## [EXERCISE OBJECTIVE]
Output the rows below word for word, beginning at the line that contains "1261, 847, 1270]" and stopping after the line that contains "1101, 186, 1123]".

--- begin RECORDS SHOWN ---

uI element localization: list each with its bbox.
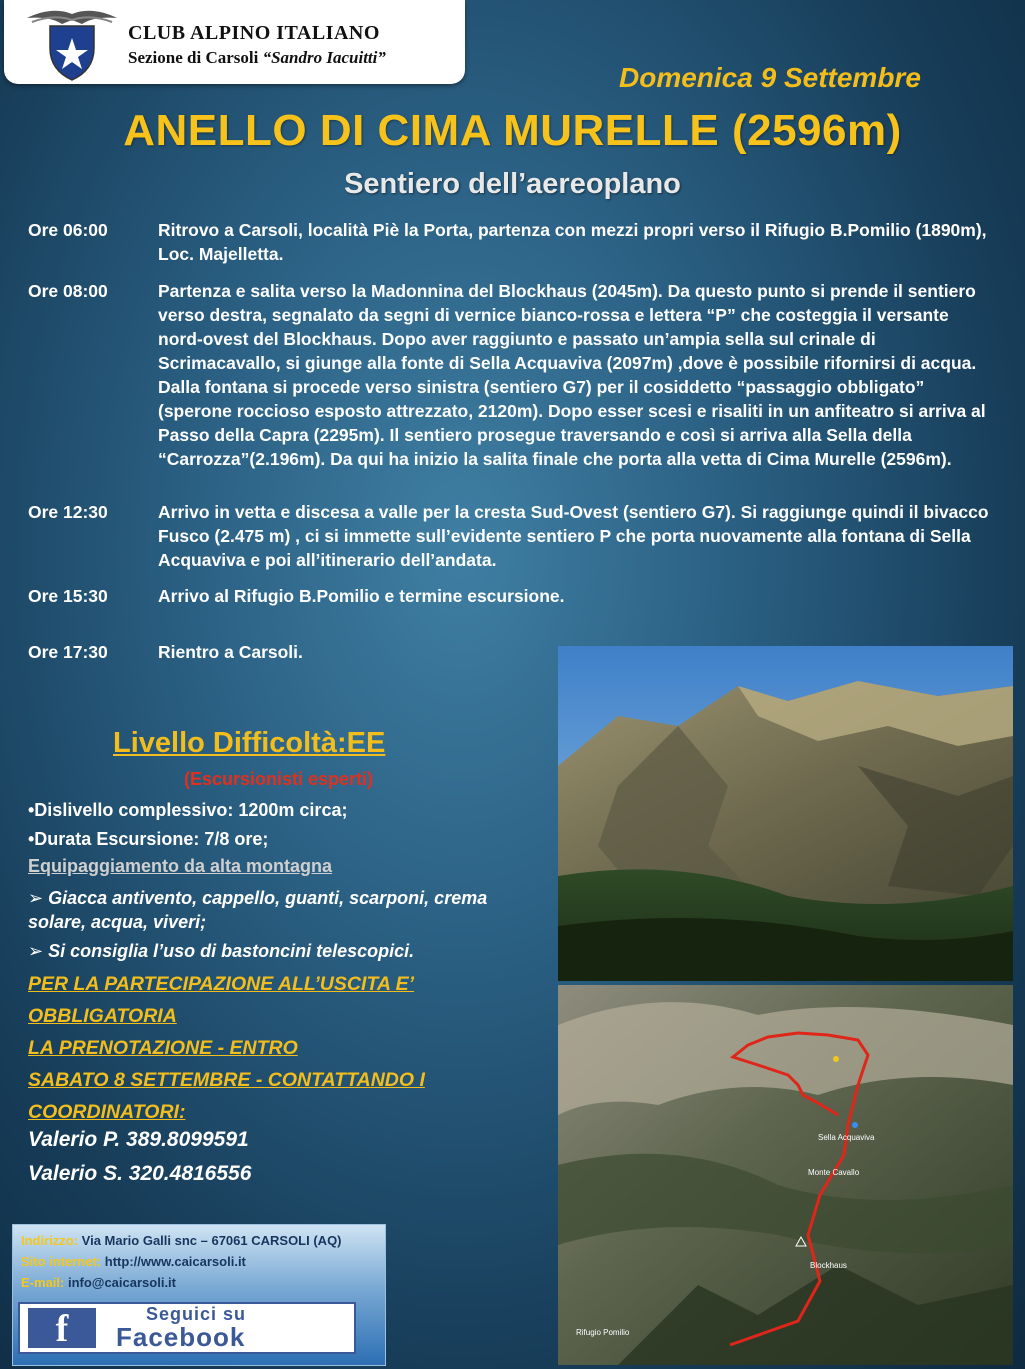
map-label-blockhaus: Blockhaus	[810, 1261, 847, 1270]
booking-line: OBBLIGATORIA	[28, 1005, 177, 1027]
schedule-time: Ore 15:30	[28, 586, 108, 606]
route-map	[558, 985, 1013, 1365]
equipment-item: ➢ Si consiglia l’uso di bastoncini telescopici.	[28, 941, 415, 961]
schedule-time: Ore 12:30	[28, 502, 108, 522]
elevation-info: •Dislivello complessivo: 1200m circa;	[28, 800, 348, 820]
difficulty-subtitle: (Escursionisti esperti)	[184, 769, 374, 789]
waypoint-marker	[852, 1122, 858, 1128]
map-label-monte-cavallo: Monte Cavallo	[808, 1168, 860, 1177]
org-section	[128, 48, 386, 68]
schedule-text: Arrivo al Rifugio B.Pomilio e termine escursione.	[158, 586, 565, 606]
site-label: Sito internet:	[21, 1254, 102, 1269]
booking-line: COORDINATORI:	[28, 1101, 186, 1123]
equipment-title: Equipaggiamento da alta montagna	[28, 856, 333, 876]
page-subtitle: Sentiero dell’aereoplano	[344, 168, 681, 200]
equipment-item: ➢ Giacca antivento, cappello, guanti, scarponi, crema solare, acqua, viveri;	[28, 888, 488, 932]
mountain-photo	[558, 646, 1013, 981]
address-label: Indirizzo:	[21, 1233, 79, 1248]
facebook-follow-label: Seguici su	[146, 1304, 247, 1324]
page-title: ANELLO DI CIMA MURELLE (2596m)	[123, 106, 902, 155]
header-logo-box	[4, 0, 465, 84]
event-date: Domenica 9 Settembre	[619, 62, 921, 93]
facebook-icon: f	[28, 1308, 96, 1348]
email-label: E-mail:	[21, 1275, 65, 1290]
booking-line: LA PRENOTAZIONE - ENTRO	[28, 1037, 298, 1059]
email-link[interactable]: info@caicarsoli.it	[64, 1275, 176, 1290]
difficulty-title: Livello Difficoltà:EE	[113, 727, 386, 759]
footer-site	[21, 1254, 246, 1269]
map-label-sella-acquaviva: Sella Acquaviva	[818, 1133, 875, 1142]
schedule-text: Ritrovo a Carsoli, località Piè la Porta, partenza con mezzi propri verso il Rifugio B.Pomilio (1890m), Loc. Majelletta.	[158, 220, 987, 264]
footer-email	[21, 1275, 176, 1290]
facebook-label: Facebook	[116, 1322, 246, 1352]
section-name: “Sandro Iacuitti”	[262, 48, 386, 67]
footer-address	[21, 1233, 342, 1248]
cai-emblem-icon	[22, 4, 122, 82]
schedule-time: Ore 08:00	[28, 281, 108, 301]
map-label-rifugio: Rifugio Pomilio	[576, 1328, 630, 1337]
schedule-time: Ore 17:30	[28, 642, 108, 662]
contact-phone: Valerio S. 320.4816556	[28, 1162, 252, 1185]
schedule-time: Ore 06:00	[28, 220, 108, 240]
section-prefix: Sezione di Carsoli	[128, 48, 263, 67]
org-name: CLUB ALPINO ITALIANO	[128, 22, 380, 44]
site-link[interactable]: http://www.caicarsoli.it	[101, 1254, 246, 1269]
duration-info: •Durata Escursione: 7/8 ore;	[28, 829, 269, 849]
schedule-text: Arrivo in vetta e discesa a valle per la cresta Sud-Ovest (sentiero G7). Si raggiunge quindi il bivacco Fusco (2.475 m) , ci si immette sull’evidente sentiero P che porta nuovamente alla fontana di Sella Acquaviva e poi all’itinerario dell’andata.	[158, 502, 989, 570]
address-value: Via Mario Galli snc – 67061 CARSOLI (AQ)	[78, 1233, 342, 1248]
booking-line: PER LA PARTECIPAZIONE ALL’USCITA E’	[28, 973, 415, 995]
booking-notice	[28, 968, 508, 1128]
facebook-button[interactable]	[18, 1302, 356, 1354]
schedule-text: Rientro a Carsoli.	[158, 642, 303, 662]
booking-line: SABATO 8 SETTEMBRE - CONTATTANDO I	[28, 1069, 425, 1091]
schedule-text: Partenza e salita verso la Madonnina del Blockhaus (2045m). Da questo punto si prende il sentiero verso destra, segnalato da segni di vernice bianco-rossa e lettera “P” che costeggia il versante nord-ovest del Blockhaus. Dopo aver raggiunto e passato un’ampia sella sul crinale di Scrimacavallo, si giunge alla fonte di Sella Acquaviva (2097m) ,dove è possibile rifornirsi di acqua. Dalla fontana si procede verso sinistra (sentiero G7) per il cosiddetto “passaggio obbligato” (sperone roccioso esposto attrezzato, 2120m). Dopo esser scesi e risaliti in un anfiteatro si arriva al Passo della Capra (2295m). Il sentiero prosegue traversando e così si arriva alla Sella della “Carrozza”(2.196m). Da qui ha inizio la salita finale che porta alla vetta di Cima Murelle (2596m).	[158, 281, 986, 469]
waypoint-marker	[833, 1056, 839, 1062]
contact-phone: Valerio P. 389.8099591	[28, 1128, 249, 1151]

--- end RECORDS SHOWN ---

## [EXERCISE ANSWER]
map-label-blockhaus: Blockhaus	[810, 1261, 847, 1270]
booking-line: OBBLIGATORIA	[28, 1005, 177, 1027]
schedule-time: Ore 15:30	[28, 586, 108, 606]
route-map	[558, 985, 1013, 1365]
equipment-item: ➢ Si consiglia l’uso di bastoncini telescopici.	[28, 941, 415, 961]
schedule-time: Ore 12:30	[28, 502, 108, 522]
elevation-info: •Dislivello complessivo: 1200m circa;	[28, 800, 348, 820]
difficulty-subtitle: (Escursionisti esperti)	[184, 769, 374, 789]
waypoint-marker	[852, 1122, 858, 1128]
map-label-monte-cavallo: Monte Cavallo	[808, 1168, 860, 1177]
org-section	[128, 48, 386, 68]
schedule-text: Arrivo al Rifugio B.Pomilio e termine escursione.	[158, 586, 565, 606]
site-label: Sito internet:	[21, 1254, 102, 1269]
booking-line: COORDINATORI:	[28, 1101, 186, 1123]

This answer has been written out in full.